▸ **EXTRAIT À LIRE**:
↓

"Cet attentat est un concentré de haine visant à abattre un pays qui a réussi sa révolution"

Invité au micro de Jean-Jacques Bourdin sur BFMTV/RMC, François Bayrou a estimé que le but de l'attentat du musée du Bardo à Tunis, qui a coûté la vie à 21 personnes mercredi, dont deux Français, était "d'abattre" la Tunisie.

Notre invité ce matin : François Bayrou. Bonjour.

Bonjour.

La Tunisie, cet attentat : marquer un pays qui a réussi sa révolution ?

Abattre un pays qui a réussi sa révolution ! Ce qui est frappant, c’est que c’est un concentré de haine contre la démocratie qui peu à peu s’est bâtie en Tunisie au prix des crispations que vous savez, abattre son économie – le tourisme qui joue un rôle très important et puis plus largement avec l’idée que personne ne peut investir dans un pays déstabilisé et traversé de risques aussi importants donc c’est l’économie que l’on vise – et puis la haine de soi, la haine de son pays, et tout cela au nom d’une course effrénée à la mort.

Un terrorisme mondial, qui égraine un peu partout dans le monde avec une situation géographique de la Tunisie particulière, cette Libye voisine… Est-ce qu’on peut dire que cet attentat est aussi la conséquence d’une intervention catastrophique de l’Occident en Libye ?

Quand on dit « de l’Occident », vous êtes gentil, c’est de la France.

Nous avons une responsabilité ?

Ce qu’il s’est passé en Libye, la création d’un chaos complètement immaîtrisé, une intervention sans vision de l’avenir… Vous vous souvenez, c’est une intervention qui a eu deux phases : la première était justifiée, à Benghazi il y avait la mise en danger de la vie de milliers de personnes et l’idée que l’on protège cette zone par une interdiction d’y apporter des armes et de survol, c’était une idée juste. Mais à partir de là, on a déclenché une expédition – on ne peut pas appeler cela autrement – en tout cas une intervention militaire qui a abouti comme vous le savez à l’effondrement de tout le pays et de tout ce qu’il y avait comme État. Et Dieu sait que Monsieur Kadhafi n’était pas ma tasse de thé… Et donc sans avoir préparé, sans avoir vu ce qui allait se passer, l’intervention militaire de la France a crée un chaos qui a fait se répandre dans toute cette région des milliards de dollars d’armes qui aujourd’hui ont pénétré dans tous les milieux. Et donc l’idée que nous sommes intervenus sans réfléchir en Libye a crée un chaos qui n’a pu qu’aggraver la totalité des conflits qui sont dans cette région. 

En 2003, les Etats-Unis interviennent en Irak…

Nous étions contre et  nous avions bien fait.

Mettre à terre Saddam Hussein, un dictateur, intervenir comme vous l’avez dit en Libye, mettre à terre un autre dictateur, Khadafi… Cela veut dire quoi ? Que nous devons garder les dictateurs au pouvoir ? Cela veut dire que ces interventions sont faites de manière un peu écervelée ?

↑

▸ **EXTRAITS DE LIGNES**:
↓

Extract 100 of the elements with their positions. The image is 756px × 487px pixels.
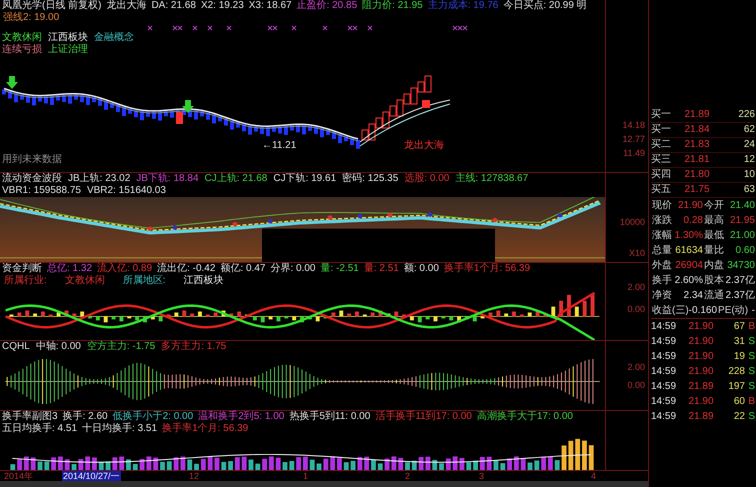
indicator-text: 龙出大海 <box>106 0 146 12</box>
quote-value: 21.81 <box>683 154 711 166</box>
tick-time: 14:59 <box>651 380 678 392</box>
indicator-text: 额: 0.00 <box>404 263 439 275</box>
info-text: 文教休闲 <box>64 275 105 287</box>
candlestick <box>422 100 430 108</box>
indicator-text: 强线2: 19.00 <box>3 12 60 24</box>
quote-label: 外盘 <box>652 260 672 272</box>
down-arrow-icon <box>6 76 18 89</box>
down-arrow-icon <box>182 100 194 113</box>
indicator-text: 今日买点: 20.99 明 <box>503 0 587 12</box>
quote-value: 2.34 <box>682 290 703 302</box>
indicator-text: 额亿: 0.47 <box>220 263 266 274</box>
tick-price: 21.90 <box>687 320 715 332</box>
chart-label: 龙出大海 <box>404 140 444 152</box>
indicator-text: 选股: 0.00 <box>404 173 450 185</box>
indicator-text: X3: 18.67 <box>248 0 292 12</box>
date-label: 12 <box>188 471 200 481</box>
indicator-text: CJ下轨: 19.61 <box>273 173 336 185</box>
quote-value: 2.37亿 <box>724 290 755 302</box>
indicator-text: 多方主力: 1.75 <box>161 341 226 353</box>
quote-value: 1.30% <box>674 230 703 242</box>
indicator-text: CJ上轨: 21.68 <box>204 173 268 185</box>
indicator-text: 流入亿: 0.89 <box>97 263 152 274</box>
quote-value: 62 <box>742 124 755 136</box>
tick-price: 21.90 <box>687 366 715 378</box>
quote-value: 226 <box>737 109 755 121</box>
axis-label: 0.00 <box>627 305 645 314</box>
quote-label: 收益(三) <box>652 304 689 316</box>
tick-price: 21.90 <box>687 396 715 408</box>
quote-label: 量比 <box>704 244 724 256</box>
quote-value: 10 <box>742 169 755 181</box>
indicator-text: 换手率副图3 <box>2 411 58 422</box>
note-text: 用到未来数据 <box>1 154 63 166</box>
axis-label: 12.77 <box>622 135 645 144</box>
tick-price: 21.90 <box>687 350 715 362</box>
quote-value: 2.37亿 <box>724 274 755 286</box>
indicator-text: 凤凰光学(日线 前复权) <box>2 0 102 12</box>
date-label: 2014/10/27/一 <box>62 471 121 481</box>
tick-volume: 60 <box>732 396 745 408</box>
quote-label: 买二 <box>651 139 672 151</box>
indicator-text: 流出亿: -0.42 <box>157 263 216 274</box>
quote-label: 换手 <box>652 274 672 286</box>
tick-time: 14:59 <box>651 396 678 408</box>
quote-value: - <box>750 304 755 316</box>
quote-value: 21.40 <box>728 200 755 212</box>
tick-price: 21.89 <box>687 410 715 422</box>
indicator-text: VBR1: 159588.75 <box>2 185 81 197</box>
quote-label: 股本 <box>704 274 724 286</box>
indicator-text: 密码: 125.35 <box>342 173 398 185</box>
indicator-text: JB下轨: 18.84 <box>136 173 199 185</box>
tick-time: 14:59 <box>651 350 678 362</box>
tag-text: 金融概念 <box>94 32 134 44</box>
date-label: 1 <box>302 471 310 481</box>
quote-value: 0.28 <box>682 214 703 226</box>
axis-label: 0.00 <box>627 381 645 390</box>
axis-label: 2.00 <box>627 283 645 292</box>
indicator-text: 换手率1个月: 56.39 <box>162 423 248 435</box>
quote-label: 买一 <box>651 109 672 121</box>
tick-time: 14:59 <box>651 336 678 348</box>
axis-label: 11.49 <box>623 149 645 158</box>
indicator-text: 资金判断 <box>2 263 42 274</box>
info-text: 所属行业: <box>4 275 47 287</box>
indicator-text: 总亿: 1.32 <box>47 263 92 274</box>
indicator-text: 热换手5到11: 0.00 <box>289 411 370 423</box>
date-label: 2014年 <box>3 471 34 481</box>
quote-value: 21.00 <box>728 230 755 242</box>
indicator-text: 量: -2.51 <box>320 263 359 275</box>
quote-label: 现价 <box>652 200 672 212</box>
quote-value: 26904 <box>674 260 703 272</box>
tag-text: 连续亏损 <box>2 44 42 56</box>
indicator-text: 主线: 127838.67 <box>455 173 528 185</box>
tick-side: B <box>747 396 755 408</box>
axis-label: X10 <box>628 249 645 258</box>
tag-text: 文教休闲 <box>2 32 42 44</box>
quote-label: 涨幅 <box>652 230 672 242</box>
quote-label: 最低 <box>704 230 724 242</box>
quote-value: 24 <box>742 139 755 151</box>
quote-value: 21.80 <box>683 169 711 181</box>
indicator-text: 十日均换手: 3.51 <box>82 423 158 435</box>
tick-time: 14:59 <box>651 320 678 332</box>
indicator-text: 空方主力: -1.75 <box>86 341 156 353</box>
indicator-text: 止盈价: 20.85 <box>296 0 358 12</box>
axis-label: 14.18 <box>622 121 645 130</box>
quote-value: 63 <box>742 184 755 196</box>
quote-value: 21.75 <box>683 184 711 196</box>
tag-text: 江西板块 <box>48 32 88 44</box>
indicator-text: 分界: 0.00 <box>270 263 316 275</box>
quote-label: PE(动) <box>718 304 748 316</box>
tag-text: 上证治理 <box>48 44 88 56</box>
quote-value: 34730 <box>726 260 755 272</box>
tick-side: S <box>747 366 755 378</box>
quote-value: 61634 <box>674 244 703 256</box>
quote-label: 今开 <box>704 200 724 212</box>
indicator-text: 量: 2.51 <box>364 263 399 275</box>
quote-label: 流通 <box>704 290 724 302</box>
quote-label: 净资 <box>652 290 672 302</box>
indicator-text: 阻力价: 21.95 <box>362 0 423 12</box>
candlestick-series <box>362 76 432 140</box>
indicator-text: 五日均换手: 4.51 <box>2 423 78 435</box>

↑

Prolongez l'entretien sur l'attentat du musée du Bardo en reprenant juste après sa dernière phrase.

▸ **RÉPONSE ATTENDUE**:
Ce sont des situations dans lesquelles il faut éviter d’employer des mots excessifs parce que cela ne fait qu’ajouter de l’huile sur le feu. Vous voyez bien la situation qui a été créée : c’est une situation dans laquelle ce n’est pas la démocratie que l’on a obtenue, c’est le chaos absolu. Et donc il faut avoir suffisamment de mesure et suffisamment de sang-froid pour être devant des situations de cet ordre. Avant d’intervenir militairement, il faut réfléchir de manière attentive à la sortie que l’on va utiliser.

Donc on a bien fait de ne pas intervenir contre Bachar el-Assad en Syrie ?

Comme vous le savez, je l’ai dit à votre micro, j’étais absolument opposé à une intervention en Syrie. Tous les responsables politiques, ou à peu près, étaient pourtant favorables. À mon avis, cela aurait ouvert la voie aux mêmes que nous retrouvons là, c’est-à-dire à tous ceux qui sont fondamentalistes, tous ceux qui veulent ce retour en arrière avec violence et terreur.

Mais cela veut dire quoi François Bayrou ? Cela veut dire qu’aujourd’hui il faut discuter avec Bachar el-Assad ?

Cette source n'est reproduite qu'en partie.